## Task to complete
In the listing below, how many lines contain the word "Mandos"? Please respond with the number only.

** Start Dataset records **

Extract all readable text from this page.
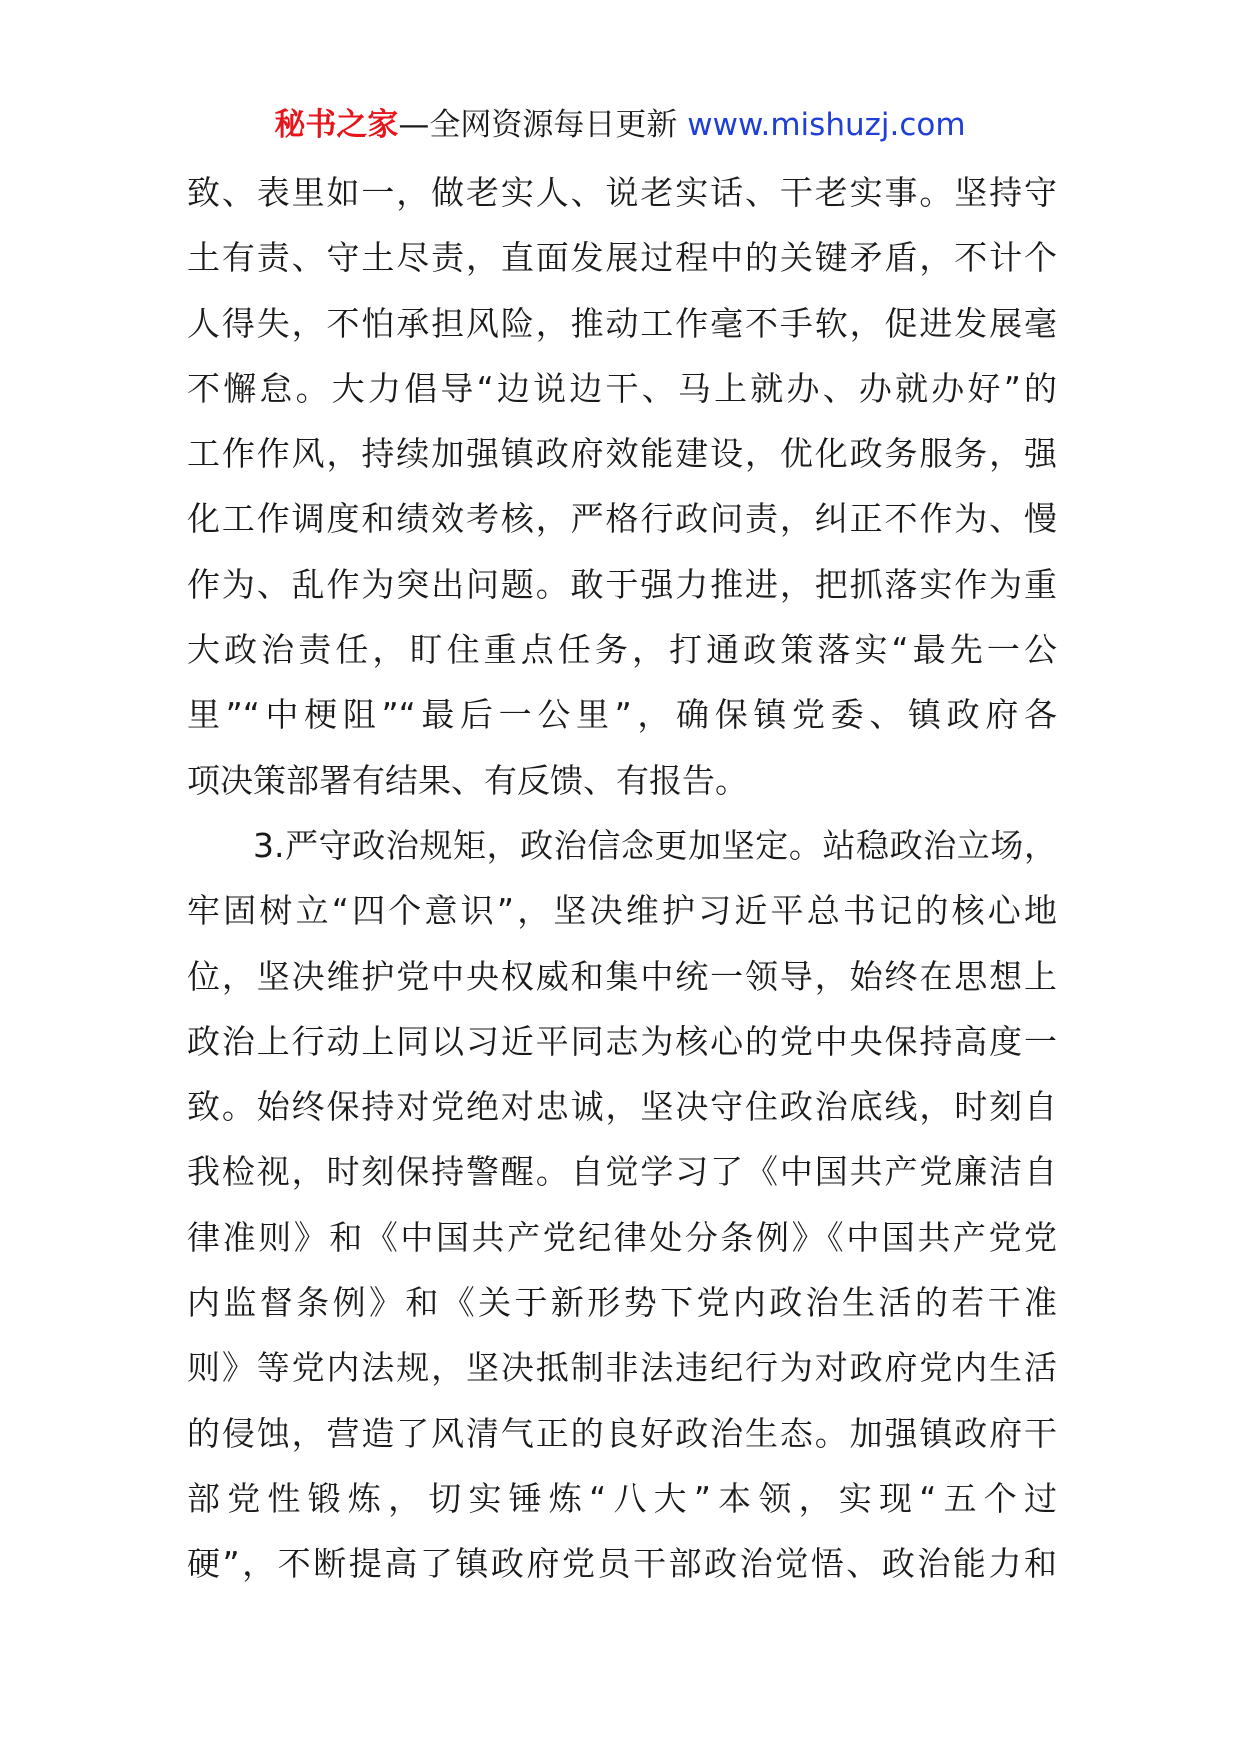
秘书之家—全网资源每日更新 www.mishuzj.com
致、表里如一，做老实人、说老实话、干老实事。坚持守
土有责、守土尽责，直面发展过程中的关键矛盾，不计个
人得失，不怕承担风险，推动工作毫不手软，促进发展毫
不懈怠。大力倡导“边说边干、马上就办、办就办好”的
工作作风，持续加强镇政府效能建设，优化政务服务，强
化工作调度和绩效考核，严格行政问责，纠正不作为、慢
作为、乱作为突出问题。敢于强力推进，把抓落实作为重
大政治责任，盯住重点任务，打通政策落实“最先一公
里”“中梗阻”“最后一公里”，确保镇党委、镇政府各
项决策部署有结果、有反馈、有报告。
3.严守政治规矩，政治信念更加坚定。站稳政治立场，
牢固树立“四个意识”，坚决维护习近平总书记的核心地
位，坚决维护党中央权威和集中统一领导，始终在思想上
政治上行动上同以习近平同志为核心的党中央保持高度一
致。始终保持对党绝对忠诚，坚决守住政治底线，时刻自
我检视，时刻保持警醒。自觉学习了《中国共产党廉洁自
律准则》和《中国共产党纪律处分条例》《中国共产党党
内监督条例》和《关于新形势下党内政治生活的若干准
则》等党内法规，坚决抵制非法违纪行为对政府党内生活
的侵蚀，营造了风清气正的良好政治生态。加强镇政府干
部党性锻炼，切实锤炼“八大”本领，实现“五个过
硬”，不断提高了镇政府党员干部政治觉悟、政治能力和
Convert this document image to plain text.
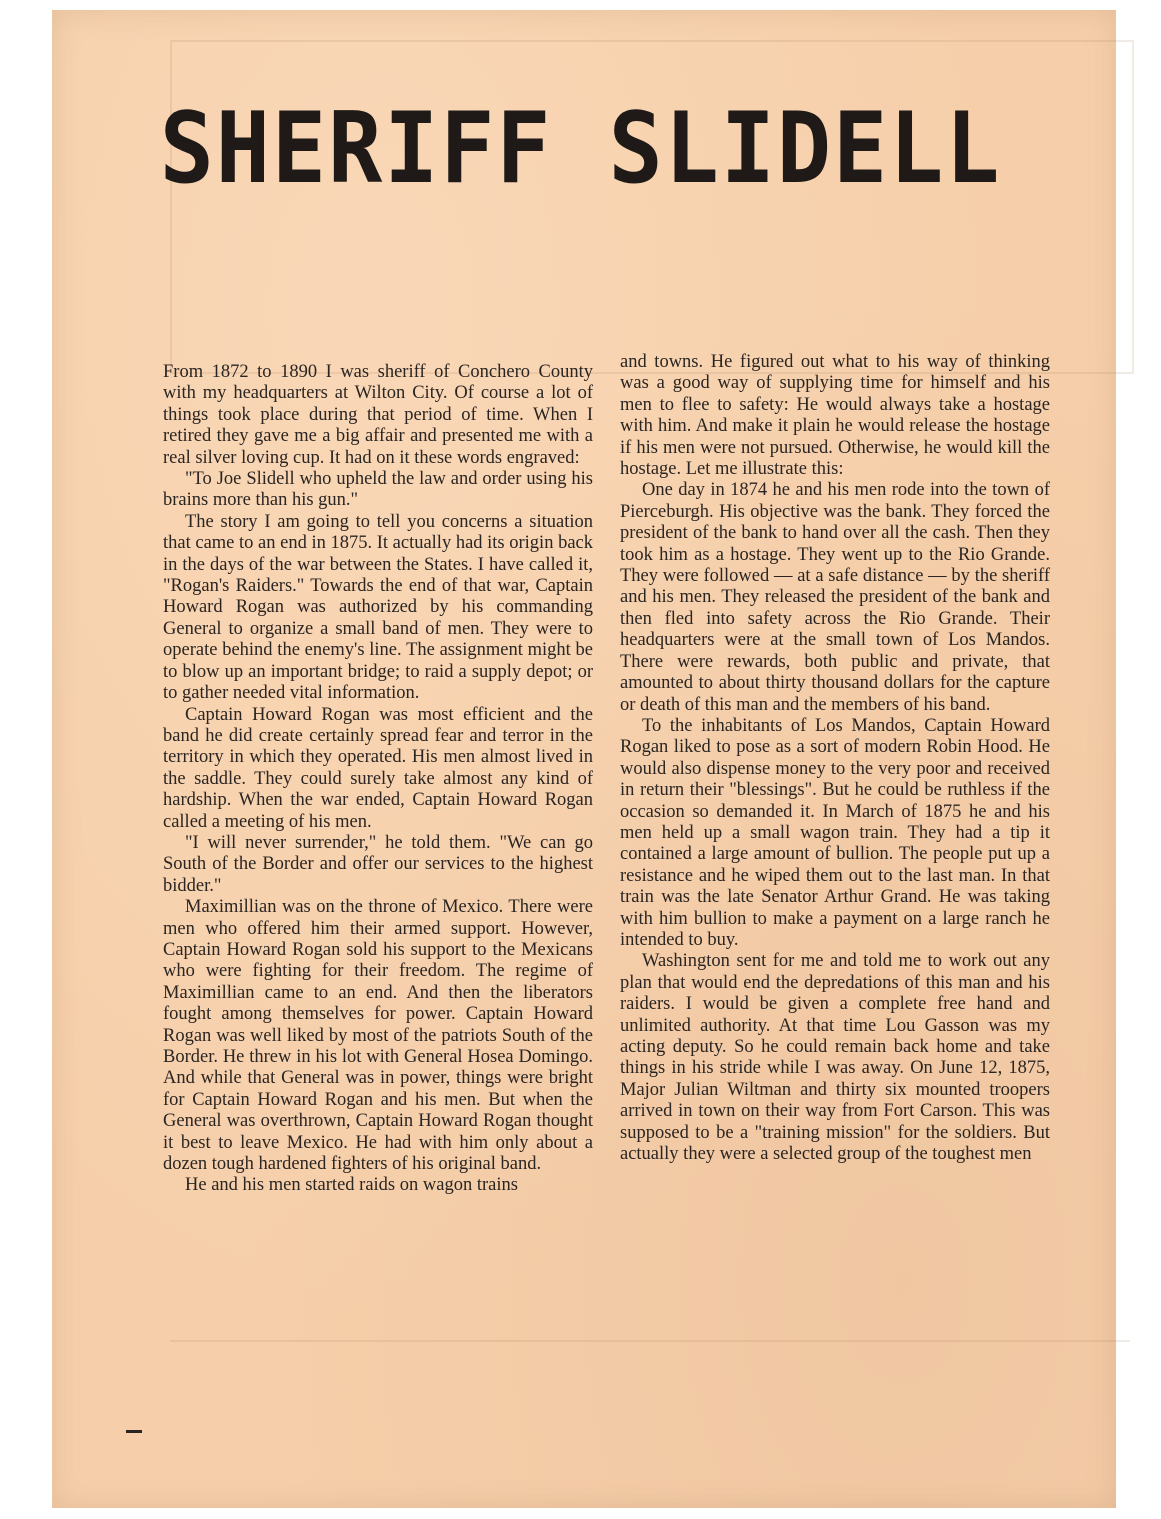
SHERIFF SLIDELL

From 1872 to 1890 I was sheriff of Conchero County with my headquarters at Wilton City. Of course a lot of things took place during that period of time. When I retired they gave me a big affair and presented me with a real silver loving cup. It had on it these words engraved:

"To Joe Slidell who upheld the law and order using his brains more than his gun."

The story I am going to tell you concerns a situation that came to an end in 1875. It actually had its origin back in the days of the war between the States. I have called it, "Rogan's Raiders." Towards the end of that war, Captain Howard Rogan was authorized by his commanding General to organize a small band of men. They were to operate behind the enemy's line. The assignment might be to blow up an important bridge; to raid a supply depot; or to gather needed vital information.

Captain Howard Rogan was most efficient and the band he did create certainly spread fear and terror in the territory in which they operated. His men almost lived in the saddle. They could surely take almost any kind of hardship. When the war ended, Captain Howard Rogan called a meeting of his men.

"I will never surrender," he told them. "We can go South of the Border and offer our services to the highest bidder."

Maximillian was on the throne of Mexico. There were men who offered him their armed support. However, Captain Howard Rogan sold his support to the Mexicans who were fighting for their freedom. The regime of Maximillian came to an end. And then the liberators fought among themselves for power. Captain Howard Rogan was well liked by most of the patriots South of the Border. He threw in his lot with General Hosea Domingo. And while that General was in power, things were bright for Captain Howard Rogan and his men. But when the General was overthrown, Captain Howard Rogan thought it best to leave Mexico. He had with him only about a dozen tough hardened fighters of his original band.

He and his men started raids on wagon trains

and towns. He figured out what to his way of thinking was a good way of supplying time for himself and his men to flee to safety: He would always take a hostage with him. And make it plain he would release the hostage if his men were not pursued. Otherwise, he would kill the hostage. Let me illustrate this:

One day in 1874 he and his men rode into the town of Pierceburgh. His objective was the bank. They forced the president of the bank to hand over all the cash. Then they took him as a hostage. They went up to the Rio Grande. They were followed — at a safe distance — by the sheriff and his men. They released the president of the bank and then fled into safety across the Rio Grande. Their headquarters were at the small town of Los Mandos. There were rewards, both public and private, that amounted to about thirty thousand dollars for the capture or death of this man and the members of his band.

To the inhabitants of Los Mandos, Captain Howard Rogan liked to pose as a sort of modern Robin Hood. He would also dispense money to the very poor and received in return their "blessings". But he could be ruthless if the occasion so demanded it. In March of 1875 he and his men held up a small wagon train. They had a tip it contained a large amount of bullion. The people put up a resistance and he wiped them out to the last man. In that train was the late Senator Arthur Grand. He was taking with him bullion to make a payment on a large ranch he intended to buy.

Washington sent for me and told me to work out any plan that would end the depredations of this man and his raiders. I would be given a complete free hand and unlimited authority. At that time Lou Gasson was my acting deputy. So he could remain back home and take things in his stride while I was away. On June 12, 1875, Major Julian Wiltman and thirty six mounted troopers arrived in town on their way from Fort Carson. This was supposed to be a "training mission" for the soldiers. But actually they were a selected group of the toughest men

** End Dataset records **

## Output below
2